» **Description of the task**: Reproduce the listing that follows with no differences at all.
— Begin —
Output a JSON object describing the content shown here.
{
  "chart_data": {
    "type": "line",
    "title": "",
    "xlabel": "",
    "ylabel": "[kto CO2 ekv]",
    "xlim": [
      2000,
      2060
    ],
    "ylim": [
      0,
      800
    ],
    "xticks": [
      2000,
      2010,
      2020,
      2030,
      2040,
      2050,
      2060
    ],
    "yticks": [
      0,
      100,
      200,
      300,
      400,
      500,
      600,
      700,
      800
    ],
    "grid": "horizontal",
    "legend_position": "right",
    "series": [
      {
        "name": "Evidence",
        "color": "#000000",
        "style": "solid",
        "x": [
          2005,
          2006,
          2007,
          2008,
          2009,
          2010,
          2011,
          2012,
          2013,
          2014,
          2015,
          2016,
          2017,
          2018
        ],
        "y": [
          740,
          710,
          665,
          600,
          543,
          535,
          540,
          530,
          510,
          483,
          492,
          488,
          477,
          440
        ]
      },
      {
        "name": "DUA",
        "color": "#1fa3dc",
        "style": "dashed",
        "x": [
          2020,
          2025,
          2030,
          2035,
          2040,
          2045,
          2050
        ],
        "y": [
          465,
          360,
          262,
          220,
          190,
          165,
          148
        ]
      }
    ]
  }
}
— End —
» **Response to the task**:
Output a JSON object describing the content shown here.
{
  "chart_data": {
    "type": "line",
    "title": "",
    "xlabel": "",
    "ylabel": "[kto CO2 ekv]",
    "xlim": [
      2000,
      2060
    ],
    "ylim": [
      0,
      800
    ],
    "xticks": [
      2000,
      2010,
      2020,
      2030,
      2040,
      2050,
      2060
    ],
    "yticks": [
      0,
      100,
      200,
      300,
      400,
      500,
      600,
      700,
      800
    ],
    "grid": "horizontal",
    "legend_position": "right",
    "series": [
      {
        "name": "Evidence",
        "color": "#000000",
        "style": "solid",
        "x": [
          2005,
          2006,
          2007,
          2008,
          2009,
          2010,
          2011,
          2012,
          2013,
          2014,
          2015,
          2016,
          2017,
          2018
        ],
        "y": [
          740,
          710,
          665,
          600,
          543,
          535,
          540,
          530,
          510,
          483,
          492,
          488,
          477,
          440
        ]
      },
      {
        "name": "DUA",
        "color": "#1fa3dc",
        "style": "dashed",
        "x": [
          2020,
          2025,
          2030,
          2035,
          2040,
          2045,
          2050
        ],
        "y": [
          465,
          360,
          262,
          220,
          190,
          165,
          148
        ]
      }
    ]
  }
}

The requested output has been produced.